## YOUR INSTRUCTIONS
Without including any images, repeat the data exactly.

◇ ◇ ◇

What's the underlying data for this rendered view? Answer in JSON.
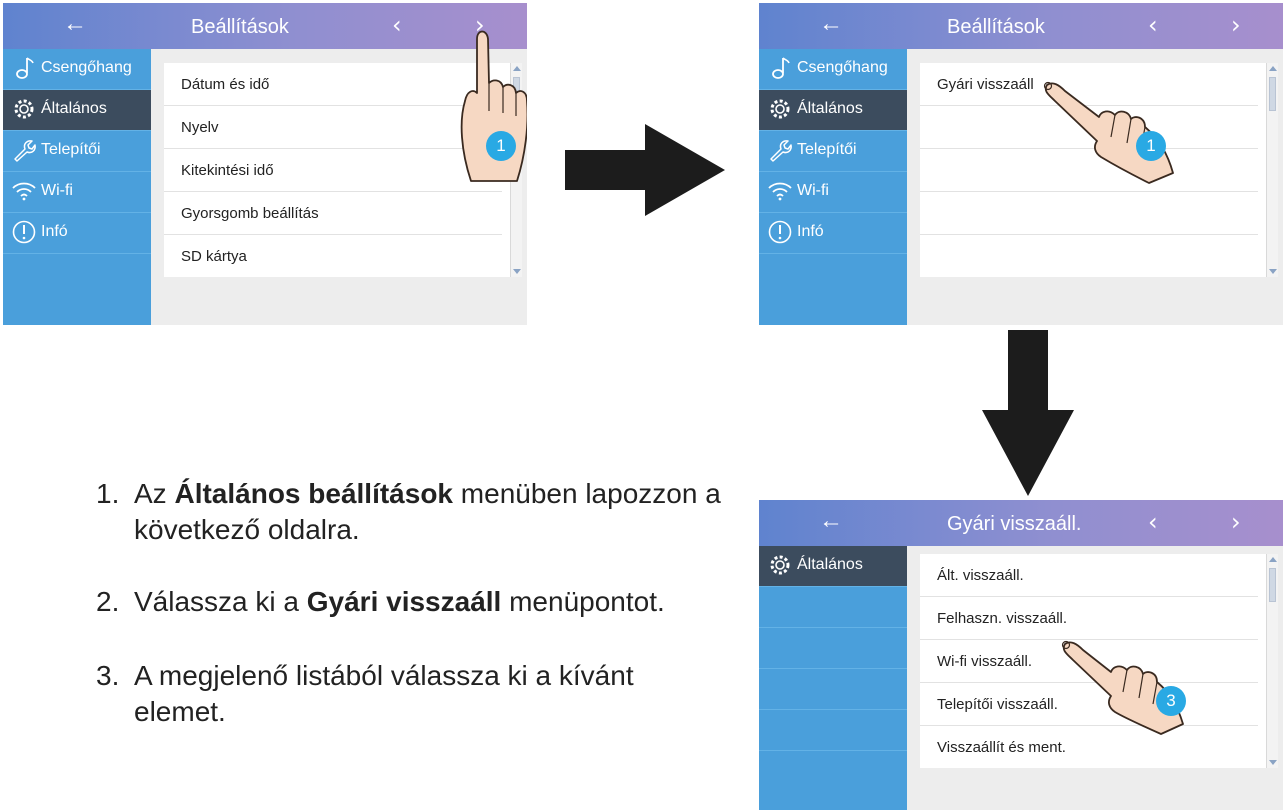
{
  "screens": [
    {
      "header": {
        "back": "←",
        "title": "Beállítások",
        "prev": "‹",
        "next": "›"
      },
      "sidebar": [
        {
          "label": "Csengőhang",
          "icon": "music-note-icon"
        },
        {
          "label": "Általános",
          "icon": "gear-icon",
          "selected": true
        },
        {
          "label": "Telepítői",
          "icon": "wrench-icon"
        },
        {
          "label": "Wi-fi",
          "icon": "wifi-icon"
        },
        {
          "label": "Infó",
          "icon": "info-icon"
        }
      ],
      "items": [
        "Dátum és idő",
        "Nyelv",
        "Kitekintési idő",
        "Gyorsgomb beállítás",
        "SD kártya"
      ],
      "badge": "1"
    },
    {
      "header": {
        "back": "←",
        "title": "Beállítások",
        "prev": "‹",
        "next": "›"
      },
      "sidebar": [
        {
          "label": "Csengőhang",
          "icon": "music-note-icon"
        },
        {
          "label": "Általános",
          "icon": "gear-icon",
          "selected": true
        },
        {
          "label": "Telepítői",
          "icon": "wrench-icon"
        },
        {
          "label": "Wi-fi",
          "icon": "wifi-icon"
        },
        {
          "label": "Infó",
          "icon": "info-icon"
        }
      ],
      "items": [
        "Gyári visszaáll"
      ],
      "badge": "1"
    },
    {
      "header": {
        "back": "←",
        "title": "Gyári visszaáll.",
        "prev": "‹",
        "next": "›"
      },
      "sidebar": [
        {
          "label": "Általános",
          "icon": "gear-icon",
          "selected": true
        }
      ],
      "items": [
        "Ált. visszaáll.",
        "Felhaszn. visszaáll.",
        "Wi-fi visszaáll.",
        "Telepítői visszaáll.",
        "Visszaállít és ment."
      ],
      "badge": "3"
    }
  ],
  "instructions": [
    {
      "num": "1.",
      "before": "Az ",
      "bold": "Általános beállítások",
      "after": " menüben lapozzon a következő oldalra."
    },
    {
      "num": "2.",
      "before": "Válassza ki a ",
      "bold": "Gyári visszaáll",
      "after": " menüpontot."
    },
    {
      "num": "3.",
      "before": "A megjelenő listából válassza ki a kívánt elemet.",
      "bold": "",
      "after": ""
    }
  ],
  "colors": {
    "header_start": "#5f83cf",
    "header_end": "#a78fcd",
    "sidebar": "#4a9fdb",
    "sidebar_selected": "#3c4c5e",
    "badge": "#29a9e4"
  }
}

◇ ◇ ◇

## SOLVED PROBLEM
What's the underlying data for this rendered view? Answer in JSON.
{
  "screens": [
    {
      "header": {
        "back": "←",
        "title": "Beállítások",
        "prev": "‹",
        "next": "›"
      },
      "sidebar": [
        {
          "label": "Csengőhang",
          "icon": "music-note-icon"
        },
        {
          "label": "Általános",
          "icon": "gear-icon",
          "selected": true
        },
        {
          "label": "Telepítői",
          "icon": "wrench-icon"
        },
        {
          "label": "Wi-fi",
          "icon": "wifi-icon"
        },
        {
          "label": "Infó",
          "icon": "info-icon"
        }
      ],
      "items": [
        "Dátum és idő",
        "Nyelv",
        "Kitekintési idő",
        "Gyorsgomb beállítás",
        "SD kártya"
      ],
      "badge": "1"
    },
    {
      "header": {
        "back": "←",
        "title": "Beállítások",
        "prev": "‹",
        "next": "›"
      },
      "sidebar": [
        {
          "label": "Csengőhang",
          "icon": "music-note-icon"
        },
        {
          "label": "Általános",
          "icon": "gear-icon",
          "selected": true
        },
        {
          "label": "Telepítői",
          "icon": "wrench-icon"
        },
        {
          "label": "Wi-fi",
          "icon": "wifi-icon"
        },
        {
          "label": "Infó",
          "icon": "info-icon"
        }
      ],
      "items": [
        "Gyári visszaáll"
      ],
      "badge": "1"
    },
    {
      "header": {
        "back": "←",
        "title": "Gyári visszaáll.",
        "prev": "‹",
        "next": "›"
      },
      "sidebar": [
        {
          "label": "Általános",
          "icon": "gear-icon",
          "selected": true
        }
      ],
      "items": [
        "Ált. visszaáll.",
        "Felhaszn. visszaáll.",
        "Wi-fi visszaáll.",
        "Telepítői visszaáll.",
        "Visszaállít és ment."
      ],
      "badge": "3"
    }
  ],
  "instructions": [
    {
      "num": "1.",
      "before": "Az ",
      "bold": "Általános beállítások",
      "after": " menüben lapozzon a következő oldalra."
    },
    {
      "num": "2.",
      "before": "Válassza ki a ",
      "bold": "Gyári visszaáll",
      "after": " menüpontot."
    },
    {
      "num": "3.",
      "before": "A megjelenő listából válassza ki a kívánt elemet.",
      "bold": "",
      "after": ""
    }
  ],
  "colors": {
    "header_start": "#5f83cf",
    "header_end": "#a78fcd",
    "sidebar": "#4a9fdb",
    "sidebar_selected": "#3c4c5e",
    "badge": "#29a9e4"
  }
}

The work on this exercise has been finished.